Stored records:
== == ==

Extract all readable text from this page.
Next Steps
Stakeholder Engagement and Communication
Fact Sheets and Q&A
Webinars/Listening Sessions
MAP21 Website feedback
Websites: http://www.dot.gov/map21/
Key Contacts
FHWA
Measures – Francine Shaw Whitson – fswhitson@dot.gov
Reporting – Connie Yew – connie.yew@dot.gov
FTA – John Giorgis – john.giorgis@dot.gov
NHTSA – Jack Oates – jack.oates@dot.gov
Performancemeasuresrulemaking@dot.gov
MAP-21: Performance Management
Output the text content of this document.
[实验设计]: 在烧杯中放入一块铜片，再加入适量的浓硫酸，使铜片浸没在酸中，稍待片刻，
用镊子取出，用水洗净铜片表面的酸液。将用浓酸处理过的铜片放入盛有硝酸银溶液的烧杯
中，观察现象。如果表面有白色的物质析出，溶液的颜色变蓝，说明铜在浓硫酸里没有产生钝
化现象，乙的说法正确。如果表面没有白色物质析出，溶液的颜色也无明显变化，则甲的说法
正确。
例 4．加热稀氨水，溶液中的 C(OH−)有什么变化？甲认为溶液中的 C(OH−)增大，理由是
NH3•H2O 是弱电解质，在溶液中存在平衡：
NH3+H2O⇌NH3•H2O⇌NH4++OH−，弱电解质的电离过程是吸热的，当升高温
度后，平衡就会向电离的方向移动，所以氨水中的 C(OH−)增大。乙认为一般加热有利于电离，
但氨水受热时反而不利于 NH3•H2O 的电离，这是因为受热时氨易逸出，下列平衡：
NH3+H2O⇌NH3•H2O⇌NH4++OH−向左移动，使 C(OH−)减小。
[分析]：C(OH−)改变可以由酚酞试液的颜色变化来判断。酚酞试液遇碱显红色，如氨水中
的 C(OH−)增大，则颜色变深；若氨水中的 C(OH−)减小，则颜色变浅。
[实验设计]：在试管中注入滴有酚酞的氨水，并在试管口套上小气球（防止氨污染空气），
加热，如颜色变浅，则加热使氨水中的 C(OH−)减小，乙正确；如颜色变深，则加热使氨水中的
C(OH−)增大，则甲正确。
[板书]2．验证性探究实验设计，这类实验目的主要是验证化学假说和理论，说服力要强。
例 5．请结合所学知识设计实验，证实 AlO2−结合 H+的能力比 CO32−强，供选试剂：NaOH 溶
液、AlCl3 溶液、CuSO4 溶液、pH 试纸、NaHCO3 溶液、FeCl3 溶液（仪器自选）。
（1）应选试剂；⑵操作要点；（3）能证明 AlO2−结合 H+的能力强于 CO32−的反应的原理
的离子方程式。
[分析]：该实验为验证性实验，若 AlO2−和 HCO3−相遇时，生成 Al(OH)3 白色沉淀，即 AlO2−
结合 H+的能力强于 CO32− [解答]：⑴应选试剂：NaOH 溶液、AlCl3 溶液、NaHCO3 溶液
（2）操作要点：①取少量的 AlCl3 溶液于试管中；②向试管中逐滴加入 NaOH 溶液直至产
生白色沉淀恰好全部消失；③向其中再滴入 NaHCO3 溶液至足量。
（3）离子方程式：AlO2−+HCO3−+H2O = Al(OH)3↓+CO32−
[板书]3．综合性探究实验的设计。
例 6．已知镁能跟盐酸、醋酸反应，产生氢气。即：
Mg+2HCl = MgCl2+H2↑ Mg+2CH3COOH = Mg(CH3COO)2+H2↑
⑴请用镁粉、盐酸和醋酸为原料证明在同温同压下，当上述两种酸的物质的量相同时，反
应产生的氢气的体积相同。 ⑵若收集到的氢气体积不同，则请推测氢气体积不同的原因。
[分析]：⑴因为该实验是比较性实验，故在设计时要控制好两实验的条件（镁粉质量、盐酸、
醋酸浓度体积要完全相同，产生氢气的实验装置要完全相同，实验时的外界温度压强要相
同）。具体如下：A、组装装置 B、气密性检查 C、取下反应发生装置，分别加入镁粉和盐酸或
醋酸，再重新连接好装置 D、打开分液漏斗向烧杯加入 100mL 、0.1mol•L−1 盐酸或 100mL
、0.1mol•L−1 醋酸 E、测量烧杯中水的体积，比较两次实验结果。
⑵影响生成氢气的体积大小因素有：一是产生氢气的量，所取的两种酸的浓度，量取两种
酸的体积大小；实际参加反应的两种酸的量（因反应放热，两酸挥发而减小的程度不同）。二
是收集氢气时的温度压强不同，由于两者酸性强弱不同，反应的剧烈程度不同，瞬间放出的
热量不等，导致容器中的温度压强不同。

== == ==

- _PROMPT_
Copy out each line of the data containing the string "NaOH".

- _SOLUTION TO THE PROBLEM_
例 5．请结合所学知识设计实验，证实 AlO2−结合 H+的能力比 CO32−强，供选试剂：NaOH 溶
结合 H+的能力强于 CO32− [解答]：⑴应选试剂：NaOH 溶液、AlCl3 溶液、NaHCO3 溶液
（2）操作要点：①取少量的 AlCl3 溶液于试管中；②向试管中逐滴加入 NaOH 溶液直至产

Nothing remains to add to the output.